<<<<

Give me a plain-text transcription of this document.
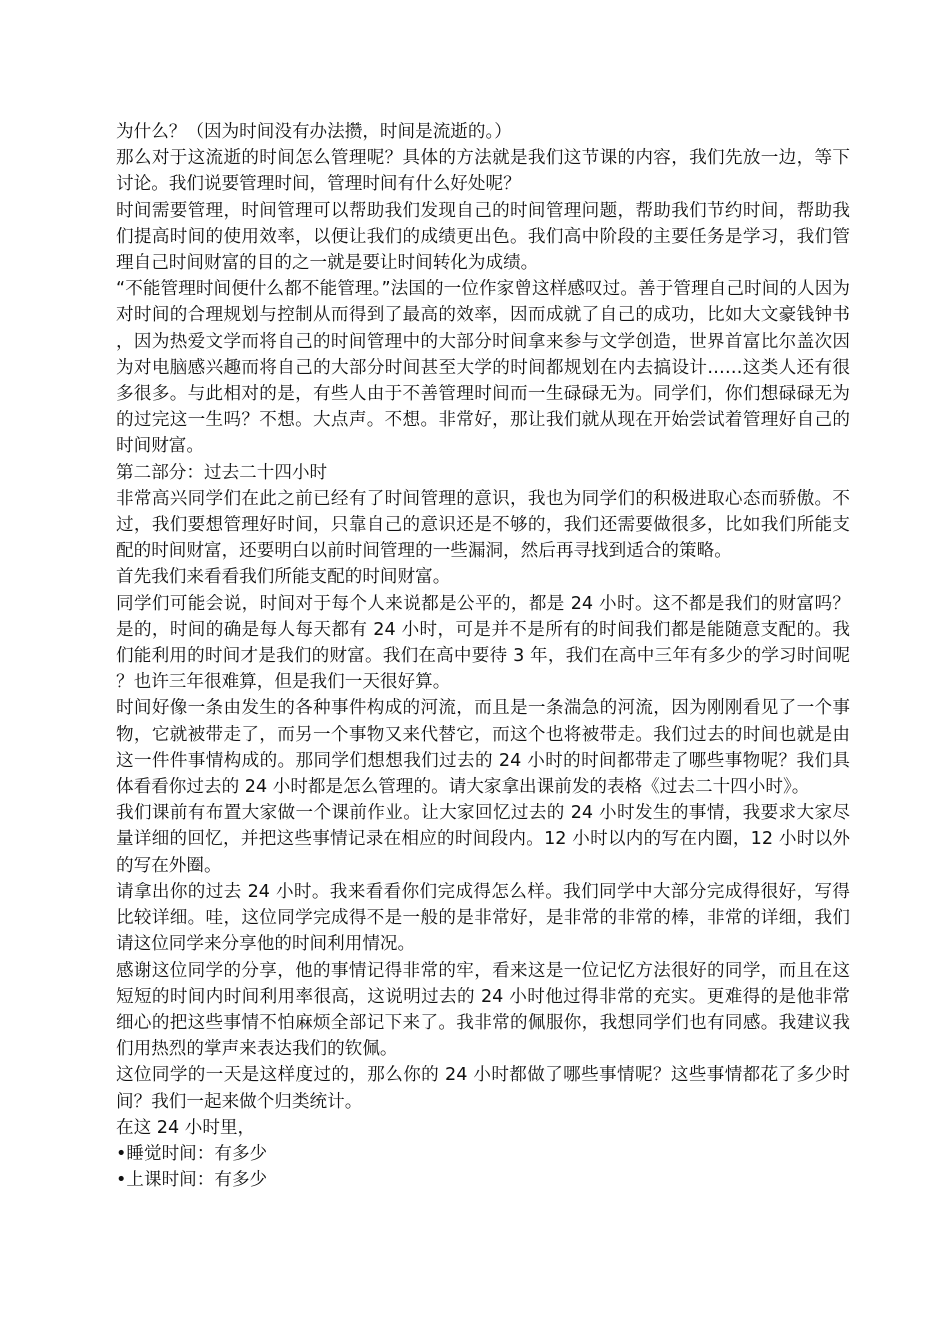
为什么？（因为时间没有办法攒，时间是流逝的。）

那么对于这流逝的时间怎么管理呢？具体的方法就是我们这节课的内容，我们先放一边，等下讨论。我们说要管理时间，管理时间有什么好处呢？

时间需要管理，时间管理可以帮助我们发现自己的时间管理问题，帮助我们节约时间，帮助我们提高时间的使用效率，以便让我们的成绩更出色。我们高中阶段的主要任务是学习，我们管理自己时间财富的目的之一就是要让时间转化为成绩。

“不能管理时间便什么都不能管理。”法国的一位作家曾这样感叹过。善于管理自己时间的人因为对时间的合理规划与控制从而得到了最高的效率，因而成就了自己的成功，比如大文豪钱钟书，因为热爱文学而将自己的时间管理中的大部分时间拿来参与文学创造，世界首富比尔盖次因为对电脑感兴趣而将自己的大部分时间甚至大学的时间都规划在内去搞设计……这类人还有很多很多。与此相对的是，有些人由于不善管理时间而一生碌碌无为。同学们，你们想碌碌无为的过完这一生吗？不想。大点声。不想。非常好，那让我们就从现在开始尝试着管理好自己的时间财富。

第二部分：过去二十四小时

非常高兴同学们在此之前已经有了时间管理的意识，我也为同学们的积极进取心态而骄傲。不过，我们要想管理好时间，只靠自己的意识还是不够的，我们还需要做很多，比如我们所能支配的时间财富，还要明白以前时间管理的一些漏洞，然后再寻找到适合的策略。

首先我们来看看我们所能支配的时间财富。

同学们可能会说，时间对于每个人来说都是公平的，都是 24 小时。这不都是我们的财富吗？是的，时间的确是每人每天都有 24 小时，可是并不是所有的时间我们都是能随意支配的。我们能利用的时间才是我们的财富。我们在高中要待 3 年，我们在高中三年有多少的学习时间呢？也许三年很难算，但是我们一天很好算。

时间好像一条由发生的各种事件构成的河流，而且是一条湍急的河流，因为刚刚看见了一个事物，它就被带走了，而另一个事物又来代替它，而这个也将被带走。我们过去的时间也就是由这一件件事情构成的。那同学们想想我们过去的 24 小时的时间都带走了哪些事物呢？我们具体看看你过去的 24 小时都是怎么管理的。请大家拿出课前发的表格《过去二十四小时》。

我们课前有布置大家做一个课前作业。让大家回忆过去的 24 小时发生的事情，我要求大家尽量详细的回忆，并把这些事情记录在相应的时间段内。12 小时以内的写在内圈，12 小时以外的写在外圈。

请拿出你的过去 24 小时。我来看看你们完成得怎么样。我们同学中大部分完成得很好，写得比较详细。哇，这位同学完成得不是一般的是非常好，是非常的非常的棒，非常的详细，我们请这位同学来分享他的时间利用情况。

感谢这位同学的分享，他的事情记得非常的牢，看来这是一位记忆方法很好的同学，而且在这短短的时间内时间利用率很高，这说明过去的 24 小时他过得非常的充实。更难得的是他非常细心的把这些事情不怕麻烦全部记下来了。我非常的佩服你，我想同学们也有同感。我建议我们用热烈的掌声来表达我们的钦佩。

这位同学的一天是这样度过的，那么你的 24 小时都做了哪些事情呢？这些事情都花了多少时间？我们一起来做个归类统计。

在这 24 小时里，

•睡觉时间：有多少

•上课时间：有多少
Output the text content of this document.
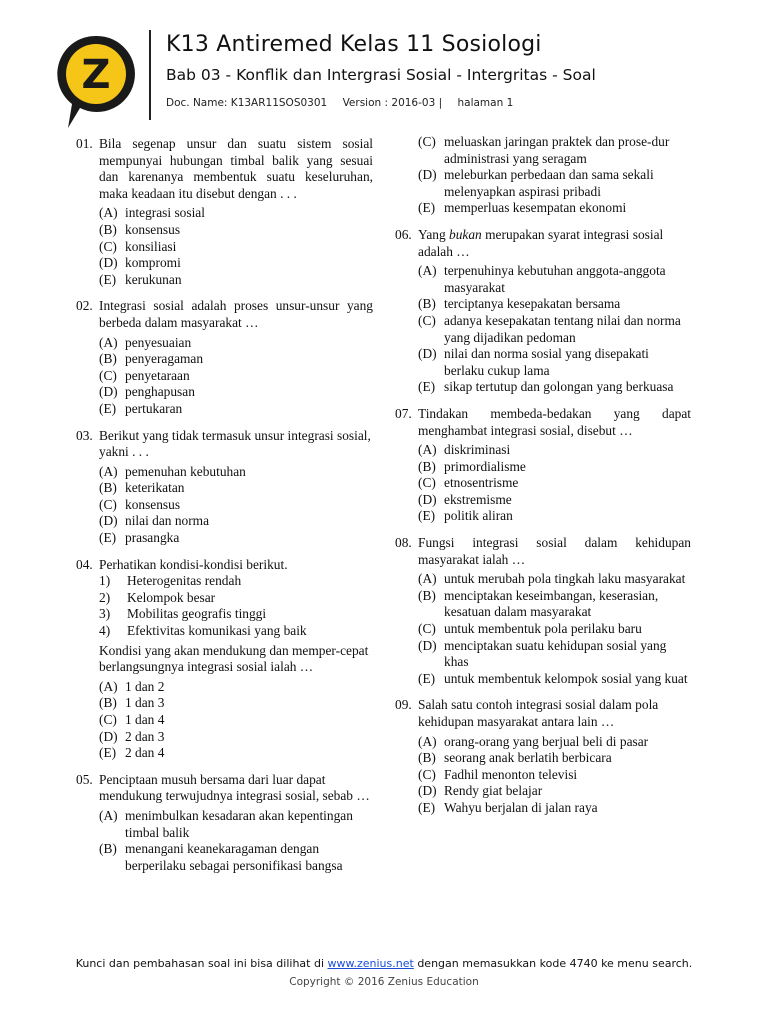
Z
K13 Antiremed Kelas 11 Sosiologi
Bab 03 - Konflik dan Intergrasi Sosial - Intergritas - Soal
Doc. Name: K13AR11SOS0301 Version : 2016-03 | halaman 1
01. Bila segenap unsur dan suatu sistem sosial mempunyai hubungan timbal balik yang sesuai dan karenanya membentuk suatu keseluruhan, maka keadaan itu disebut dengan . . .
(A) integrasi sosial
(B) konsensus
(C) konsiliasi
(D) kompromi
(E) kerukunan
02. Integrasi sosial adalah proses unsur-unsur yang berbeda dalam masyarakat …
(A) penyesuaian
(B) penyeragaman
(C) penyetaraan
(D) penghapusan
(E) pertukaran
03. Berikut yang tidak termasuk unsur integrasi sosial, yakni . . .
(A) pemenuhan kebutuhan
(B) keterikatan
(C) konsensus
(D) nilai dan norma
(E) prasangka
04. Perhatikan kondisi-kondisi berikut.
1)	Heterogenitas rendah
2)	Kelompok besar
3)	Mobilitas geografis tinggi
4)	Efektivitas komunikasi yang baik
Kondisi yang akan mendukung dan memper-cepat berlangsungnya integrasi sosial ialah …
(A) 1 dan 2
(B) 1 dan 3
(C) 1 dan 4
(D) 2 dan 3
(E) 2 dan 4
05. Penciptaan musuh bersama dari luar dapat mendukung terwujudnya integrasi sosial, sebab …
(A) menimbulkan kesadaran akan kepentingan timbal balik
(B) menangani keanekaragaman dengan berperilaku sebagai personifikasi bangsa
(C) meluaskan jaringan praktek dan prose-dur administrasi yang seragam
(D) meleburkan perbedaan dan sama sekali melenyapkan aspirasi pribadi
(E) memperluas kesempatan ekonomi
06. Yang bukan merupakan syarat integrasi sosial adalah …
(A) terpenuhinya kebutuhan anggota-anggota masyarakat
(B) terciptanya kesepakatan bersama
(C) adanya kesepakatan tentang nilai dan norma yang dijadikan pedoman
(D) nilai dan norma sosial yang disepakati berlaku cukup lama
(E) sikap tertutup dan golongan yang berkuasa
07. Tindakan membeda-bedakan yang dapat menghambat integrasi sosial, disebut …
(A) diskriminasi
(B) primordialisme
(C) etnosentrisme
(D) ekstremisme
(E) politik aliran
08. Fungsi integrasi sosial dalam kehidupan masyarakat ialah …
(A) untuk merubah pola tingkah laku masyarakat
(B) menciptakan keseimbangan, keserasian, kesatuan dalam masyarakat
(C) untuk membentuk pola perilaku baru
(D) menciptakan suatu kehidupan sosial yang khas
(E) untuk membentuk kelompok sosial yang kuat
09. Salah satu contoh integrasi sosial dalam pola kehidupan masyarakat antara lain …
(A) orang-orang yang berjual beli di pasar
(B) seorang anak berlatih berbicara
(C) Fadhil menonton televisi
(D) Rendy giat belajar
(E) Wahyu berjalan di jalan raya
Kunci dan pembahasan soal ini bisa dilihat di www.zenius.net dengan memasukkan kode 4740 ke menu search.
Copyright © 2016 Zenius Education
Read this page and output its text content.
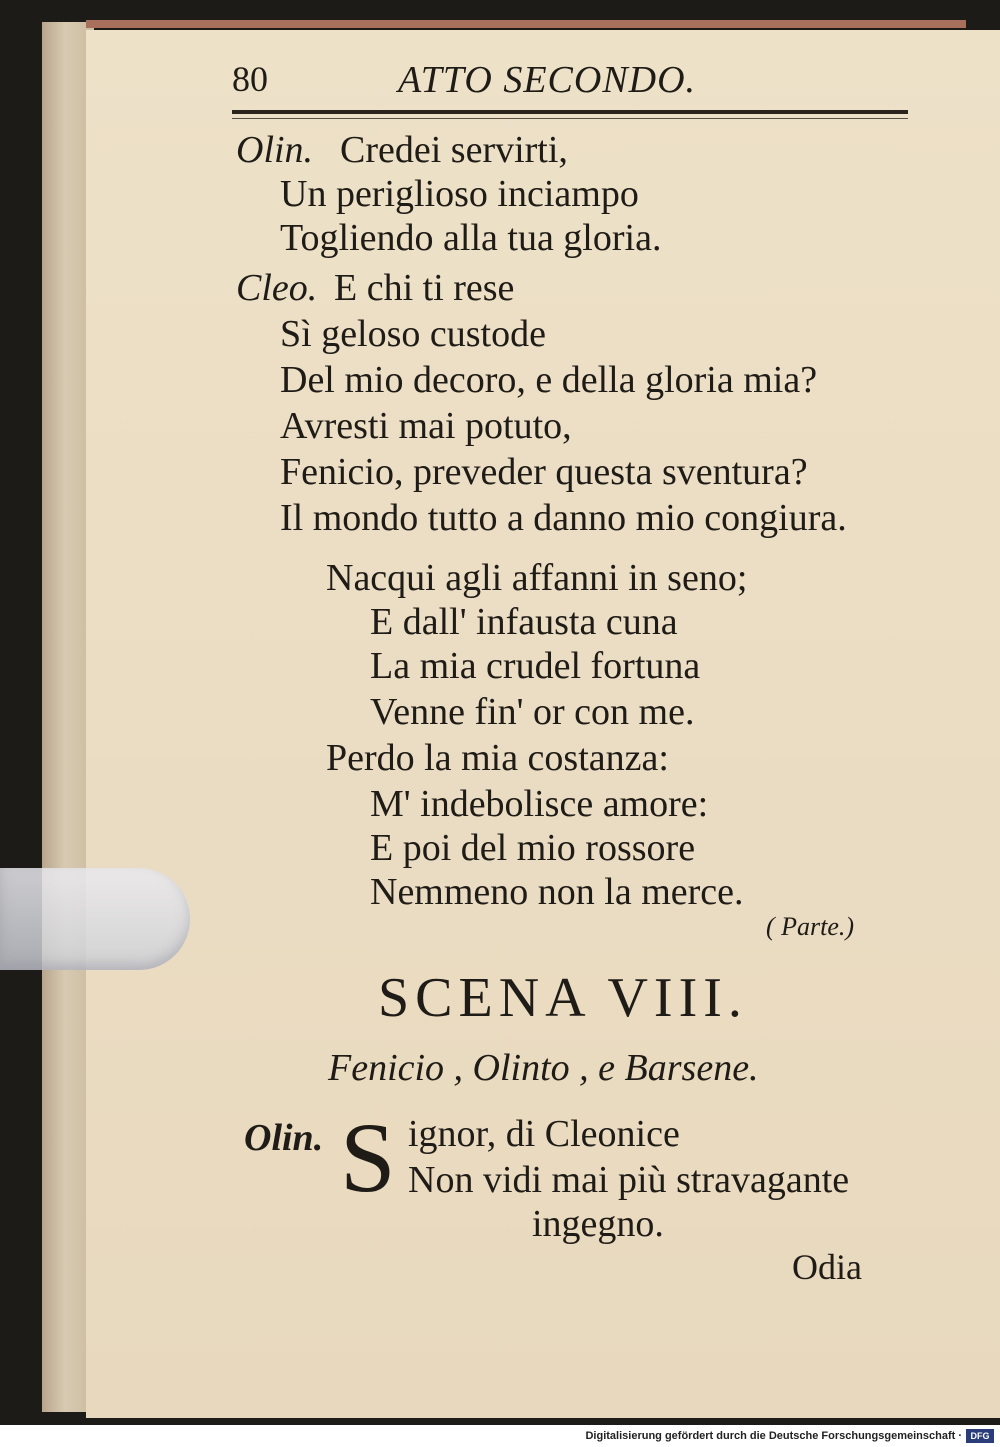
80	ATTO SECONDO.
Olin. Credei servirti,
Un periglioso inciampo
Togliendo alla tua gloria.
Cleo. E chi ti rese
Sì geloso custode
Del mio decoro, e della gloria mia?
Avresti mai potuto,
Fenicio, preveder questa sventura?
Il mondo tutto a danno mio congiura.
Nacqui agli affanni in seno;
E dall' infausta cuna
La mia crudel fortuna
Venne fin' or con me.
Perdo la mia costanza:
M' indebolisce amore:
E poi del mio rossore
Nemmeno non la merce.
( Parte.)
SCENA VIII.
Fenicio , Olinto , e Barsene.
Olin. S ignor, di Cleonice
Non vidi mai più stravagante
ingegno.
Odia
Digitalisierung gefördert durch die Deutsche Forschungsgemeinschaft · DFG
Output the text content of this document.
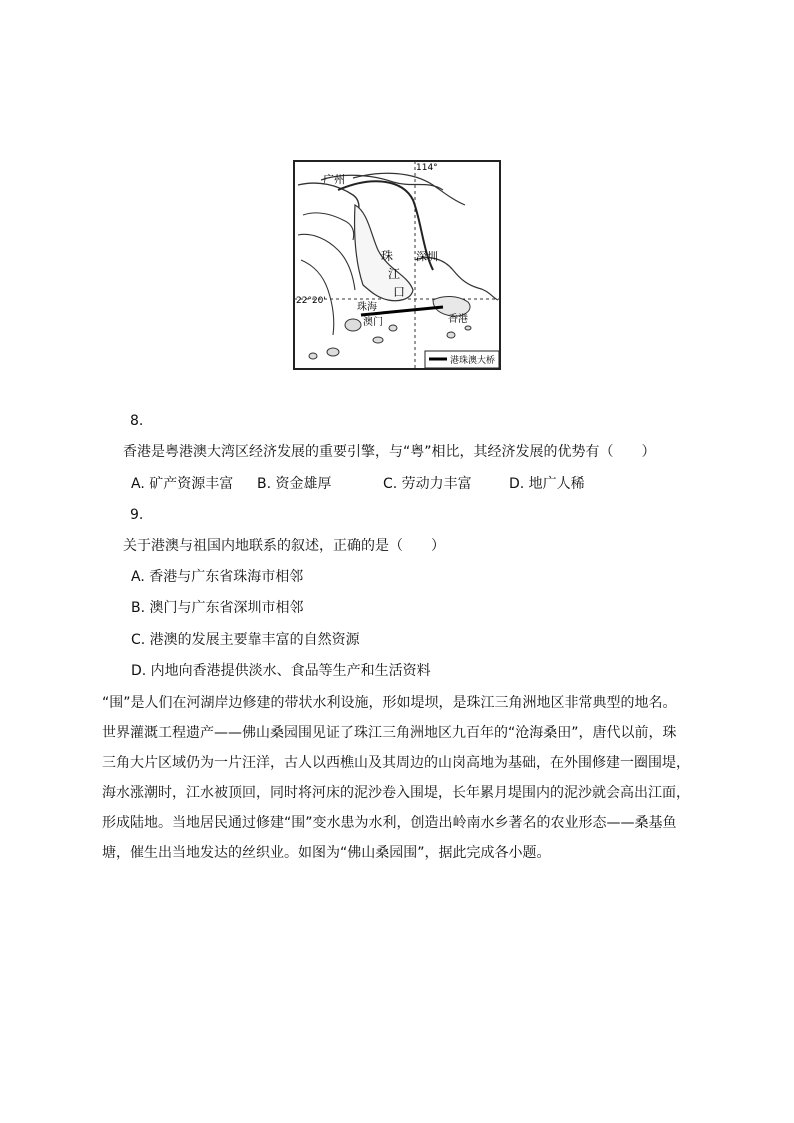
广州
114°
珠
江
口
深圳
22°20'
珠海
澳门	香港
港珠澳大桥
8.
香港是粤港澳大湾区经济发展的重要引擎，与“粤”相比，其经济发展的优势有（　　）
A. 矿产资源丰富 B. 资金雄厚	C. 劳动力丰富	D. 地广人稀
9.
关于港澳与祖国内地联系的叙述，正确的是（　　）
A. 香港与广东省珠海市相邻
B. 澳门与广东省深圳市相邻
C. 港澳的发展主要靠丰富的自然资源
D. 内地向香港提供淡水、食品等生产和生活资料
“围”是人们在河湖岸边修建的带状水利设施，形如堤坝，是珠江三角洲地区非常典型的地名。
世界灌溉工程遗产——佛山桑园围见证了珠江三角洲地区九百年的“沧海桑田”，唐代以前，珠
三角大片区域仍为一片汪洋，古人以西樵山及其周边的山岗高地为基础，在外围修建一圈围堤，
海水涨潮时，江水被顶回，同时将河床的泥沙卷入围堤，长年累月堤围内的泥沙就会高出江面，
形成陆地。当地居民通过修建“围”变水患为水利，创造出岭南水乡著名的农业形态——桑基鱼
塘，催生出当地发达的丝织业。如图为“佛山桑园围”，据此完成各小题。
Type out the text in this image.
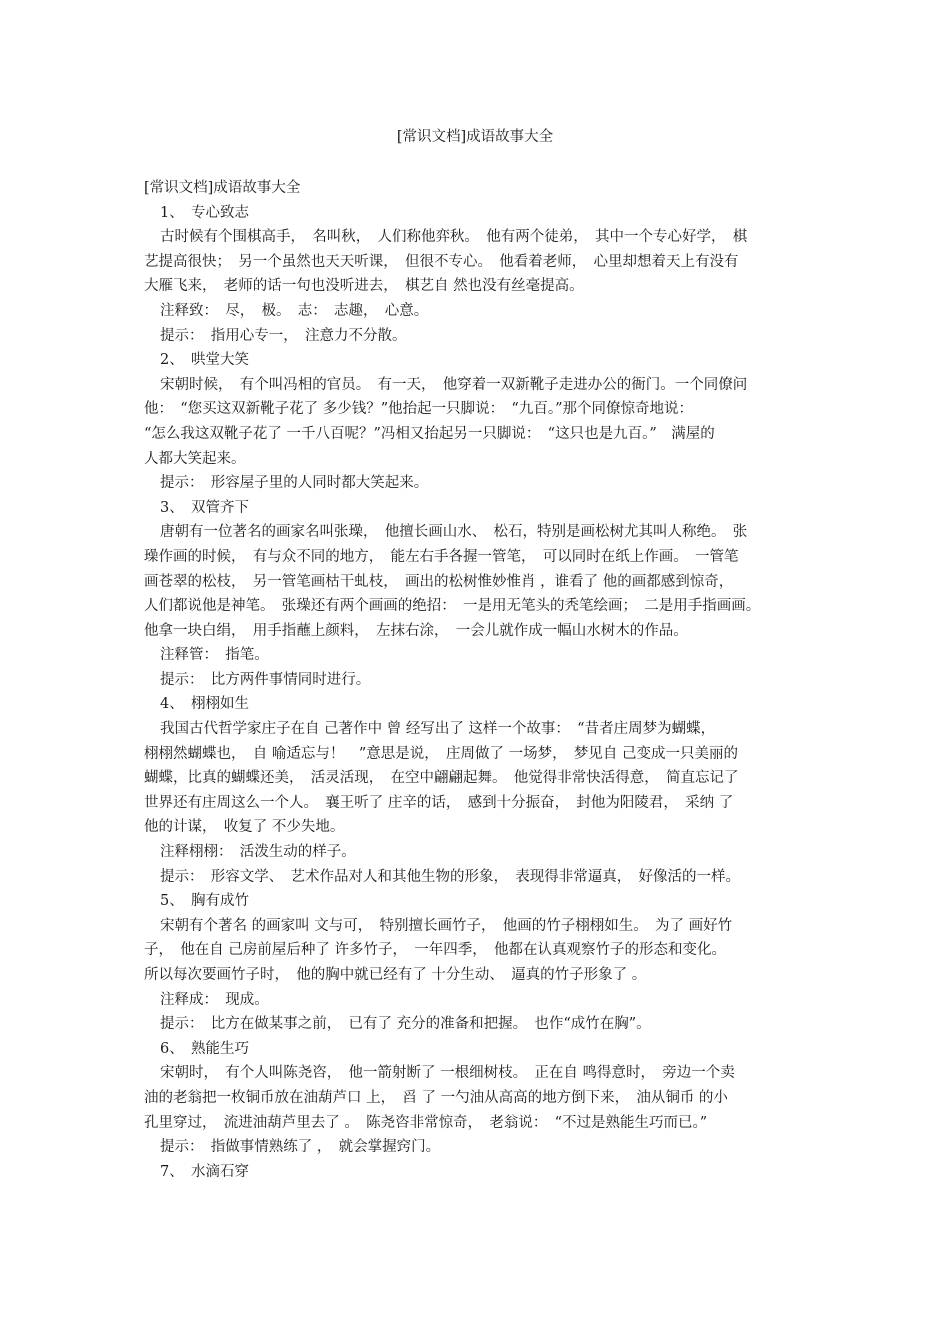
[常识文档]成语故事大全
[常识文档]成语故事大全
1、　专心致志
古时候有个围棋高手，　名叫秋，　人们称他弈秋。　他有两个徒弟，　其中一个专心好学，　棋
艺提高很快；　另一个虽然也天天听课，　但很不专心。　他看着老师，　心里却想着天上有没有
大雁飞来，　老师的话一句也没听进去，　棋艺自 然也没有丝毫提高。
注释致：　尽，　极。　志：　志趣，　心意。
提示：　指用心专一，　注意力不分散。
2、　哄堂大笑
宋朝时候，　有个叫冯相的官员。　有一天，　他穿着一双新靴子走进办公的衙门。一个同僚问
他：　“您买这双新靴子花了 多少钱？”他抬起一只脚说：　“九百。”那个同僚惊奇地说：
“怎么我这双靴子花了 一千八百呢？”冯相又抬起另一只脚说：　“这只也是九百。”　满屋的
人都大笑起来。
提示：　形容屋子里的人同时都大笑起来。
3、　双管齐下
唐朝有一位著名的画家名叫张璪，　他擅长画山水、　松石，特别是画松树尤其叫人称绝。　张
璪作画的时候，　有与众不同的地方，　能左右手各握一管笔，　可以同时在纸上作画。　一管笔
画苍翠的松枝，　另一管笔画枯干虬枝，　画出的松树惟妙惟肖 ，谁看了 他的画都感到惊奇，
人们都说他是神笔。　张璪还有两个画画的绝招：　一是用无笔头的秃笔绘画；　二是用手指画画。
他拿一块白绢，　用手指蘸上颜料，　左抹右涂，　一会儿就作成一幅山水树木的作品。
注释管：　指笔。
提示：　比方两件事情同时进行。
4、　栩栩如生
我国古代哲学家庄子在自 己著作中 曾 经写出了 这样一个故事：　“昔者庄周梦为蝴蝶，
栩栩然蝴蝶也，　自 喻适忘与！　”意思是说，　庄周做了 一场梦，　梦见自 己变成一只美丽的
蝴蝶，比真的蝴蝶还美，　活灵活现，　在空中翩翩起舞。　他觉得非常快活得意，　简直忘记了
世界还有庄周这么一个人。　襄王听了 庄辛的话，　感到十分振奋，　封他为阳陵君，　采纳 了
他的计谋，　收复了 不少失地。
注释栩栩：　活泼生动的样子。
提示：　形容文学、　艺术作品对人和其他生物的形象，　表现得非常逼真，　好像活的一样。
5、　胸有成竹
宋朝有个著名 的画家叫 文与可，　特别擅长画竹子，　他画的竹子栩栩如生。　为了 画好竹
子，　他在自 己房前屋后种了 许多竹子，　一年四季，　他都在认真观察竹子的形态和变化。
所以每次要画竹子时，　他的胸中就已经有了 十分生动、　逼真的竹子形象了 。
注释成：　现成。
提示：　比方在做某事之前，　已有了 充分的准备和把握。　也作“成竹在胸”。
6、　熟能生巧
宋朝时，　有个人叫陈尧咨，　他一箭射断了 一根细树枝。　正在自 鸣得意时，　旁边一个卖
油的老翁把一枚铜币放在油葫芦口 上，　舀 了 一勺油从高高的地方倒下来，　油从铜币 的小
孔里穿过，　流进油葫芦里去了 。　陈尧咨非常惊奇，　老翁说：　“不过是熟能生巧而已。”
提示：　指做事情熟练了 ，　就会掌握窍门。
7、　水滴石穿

>>>>

What is required -
From the entries above, copy every line containing the word "dengan".

Response to the exercise -
01. Bila segenap unsur dan suatu sistem sosial mempunyai hubungan timbal balik yang sesuai dan karenanya membentuk suatu keseluruhan, maka keadaan itu disebut dengan . . .
(B) menangani keanekaragaman dengan berperilaku sebagai personifikasi bangsa
Kunci dan pembahasan soal ini bisa dilihat di www.zenius.net dengan memasukkan kode 4740 ke menu search.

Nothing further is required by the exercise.